EXTRACTED INFORMATION:
▼

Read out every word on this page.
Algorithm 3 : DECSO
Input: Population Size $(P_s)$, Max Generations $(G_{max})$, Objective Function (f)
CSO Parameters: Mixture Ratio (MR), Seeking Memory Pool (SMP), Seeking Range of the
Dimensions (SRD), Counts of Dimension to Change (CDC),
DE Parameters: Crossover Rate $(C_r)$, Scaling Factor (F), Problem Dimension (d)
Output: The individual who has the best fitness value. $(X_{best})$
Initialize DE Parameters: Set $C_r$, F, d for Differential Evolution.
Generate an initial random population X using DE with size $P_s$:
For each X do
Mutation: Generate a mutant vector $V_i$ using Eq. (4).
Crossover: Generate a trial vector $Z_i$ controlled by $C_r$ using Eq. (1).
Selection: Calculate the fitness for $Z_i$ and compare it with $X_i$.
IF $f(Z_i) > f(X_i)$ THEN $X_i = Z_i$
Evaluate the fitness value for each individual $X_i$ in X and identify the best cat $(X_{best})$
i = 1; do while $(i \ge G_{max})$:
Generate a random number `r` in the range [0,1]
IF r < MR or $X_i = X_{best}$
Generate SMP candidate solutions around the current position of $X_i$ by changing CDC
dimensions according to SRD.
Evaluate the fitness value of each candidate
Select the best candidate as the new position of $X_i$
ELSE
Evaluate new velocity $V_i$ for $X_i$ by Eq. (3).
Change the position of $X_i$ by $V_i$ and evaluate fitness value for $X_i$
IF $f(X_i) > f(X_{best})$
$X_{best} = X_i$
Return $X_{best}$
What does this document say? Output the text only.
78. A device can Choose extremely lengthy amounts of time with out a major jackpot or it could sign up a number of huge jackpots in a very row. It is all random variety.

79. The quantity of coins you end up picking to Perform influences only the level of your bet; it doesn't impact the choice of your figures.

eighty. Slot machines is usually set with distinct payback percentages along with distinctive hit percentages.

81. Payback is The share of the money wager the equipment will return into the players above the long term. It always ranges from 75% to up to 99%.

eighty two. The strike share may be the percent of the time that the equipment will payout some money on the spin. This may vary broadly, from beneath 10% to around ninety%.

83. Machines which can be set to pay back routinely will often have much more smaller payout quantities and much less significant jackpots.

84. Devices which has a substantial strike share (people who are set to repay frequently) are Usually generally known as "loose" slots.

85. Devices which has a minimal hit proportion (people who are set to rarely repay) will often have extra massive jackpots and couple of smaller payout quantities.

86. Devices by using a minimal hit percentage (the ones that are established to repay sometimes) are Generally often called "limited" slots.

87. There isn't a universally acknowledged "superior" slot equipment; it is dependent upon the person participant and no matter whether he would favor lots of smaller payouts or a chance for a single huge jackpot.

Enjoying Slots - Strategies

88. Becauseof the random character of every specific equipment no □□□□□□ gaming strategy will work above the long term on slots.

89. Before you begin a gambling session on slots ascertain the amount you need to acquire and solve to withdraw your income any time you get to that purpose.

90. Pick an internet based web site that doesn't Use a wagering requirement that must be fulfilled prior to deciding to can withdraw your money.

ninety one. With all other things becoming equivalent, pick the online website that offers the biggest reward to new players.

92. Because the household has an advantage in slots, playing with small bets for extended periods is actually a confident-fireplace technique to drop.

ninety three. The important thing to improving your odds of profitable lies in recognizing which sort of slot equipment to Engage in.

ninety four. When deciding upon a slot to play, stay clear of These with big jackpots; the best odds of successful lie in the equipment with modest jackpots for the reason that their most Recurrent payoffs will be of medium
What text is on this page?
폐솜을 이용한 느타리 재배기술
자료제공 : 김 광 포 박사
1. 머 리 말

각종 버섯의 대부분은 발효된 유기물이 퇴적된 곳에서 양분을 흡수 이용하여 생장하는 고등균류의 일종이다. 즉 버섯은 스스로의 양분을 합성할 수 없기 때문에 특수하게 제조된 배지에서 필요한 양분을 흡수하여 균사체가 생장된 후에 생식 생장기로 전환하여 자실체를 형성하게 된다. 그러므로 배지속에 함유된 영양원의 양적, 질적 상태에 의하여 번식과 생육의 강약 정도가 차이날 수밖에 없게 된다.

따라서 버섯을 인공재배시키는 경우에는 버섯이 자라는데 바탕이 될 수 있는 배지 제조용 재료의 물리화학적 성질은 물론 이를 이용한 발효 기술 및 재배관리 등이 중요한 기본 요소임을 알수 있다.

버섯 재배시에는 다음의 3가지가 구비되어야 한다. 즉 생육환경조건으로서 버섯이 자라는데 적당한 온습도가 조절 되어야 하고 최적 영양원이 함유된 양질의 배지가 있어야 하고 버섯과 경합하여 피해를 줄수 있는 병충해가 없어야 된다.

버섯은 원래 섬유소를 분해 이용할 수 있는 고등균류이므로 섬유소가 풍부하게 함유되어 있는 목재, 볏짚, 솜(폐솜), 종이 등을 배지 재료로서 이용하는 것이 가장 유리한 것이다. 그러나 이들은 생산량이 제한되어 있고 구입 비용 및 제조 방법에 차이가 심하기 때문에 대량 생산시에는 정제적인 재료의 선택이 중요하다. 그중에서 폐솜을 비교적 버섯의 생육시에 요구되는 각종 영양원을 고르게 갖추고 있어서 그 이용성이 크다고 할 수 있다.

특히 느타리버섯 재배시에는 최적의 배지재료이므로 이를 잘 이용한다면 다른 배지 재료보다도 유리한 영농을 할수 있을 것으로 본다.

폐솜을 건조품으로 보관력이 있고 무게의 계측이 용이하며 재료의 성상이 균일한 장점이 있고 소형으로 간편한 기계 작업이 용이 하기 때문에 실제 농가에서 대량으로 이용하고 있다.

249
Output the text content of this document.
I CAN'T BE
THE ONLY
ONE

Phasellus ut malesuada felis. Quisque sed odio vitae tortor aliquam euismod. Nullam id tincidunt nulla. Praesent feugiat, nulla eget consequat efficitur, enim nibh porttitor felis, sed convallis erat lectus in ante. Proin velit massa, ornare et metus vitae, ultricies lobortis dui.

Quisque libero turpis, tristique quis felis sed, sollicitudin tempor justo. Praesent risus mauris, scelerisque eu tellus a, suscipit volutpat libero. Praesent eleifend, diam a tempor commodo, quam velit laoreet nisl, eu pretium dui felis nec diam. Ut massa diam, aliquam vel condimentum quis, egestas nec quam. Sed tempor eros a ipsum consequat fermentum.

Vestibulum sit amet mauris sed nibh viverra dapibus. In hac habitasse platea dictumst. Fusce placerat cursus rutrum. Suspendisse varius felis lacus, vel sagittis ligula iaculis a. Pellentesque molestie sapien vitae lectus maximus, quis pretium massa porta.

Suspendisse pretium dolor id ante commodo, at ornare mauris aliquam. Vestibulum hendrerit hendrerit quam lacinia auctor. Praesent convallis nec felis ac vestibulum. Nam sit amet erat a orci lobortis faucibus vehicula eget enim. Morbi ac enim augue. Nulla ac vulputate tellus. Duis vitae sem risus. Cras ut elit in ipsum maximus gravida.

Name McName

▲

WHAT THE TASK REQUIRES:
Check every line of the data above for the string "lectus", and copy those that have it.

EXERCISE RESPONSE:
Phasellus ut malesuada felis. Quisque sed odio vitae tortor aliquam euismod. Nullam id tincidunt nulla. Praesent feugiat, nulla eget consequat efficitur, enim nibh porttitor felis, sed convallis erat lectus in ante. Proin velit massa, ornare et metus vitae, ultricies lobortis dui.
Vestibulum sit amet mauris sed nibh viverra dapibus. In hac habitasse platea dictumst. Fusce placerat cursus rutrum. Suspendisse varius felis lacus, vel sagittis ligula iaculis a. Pellentesque molestie sapien vitae lectus maximus, quis pretium massa porta.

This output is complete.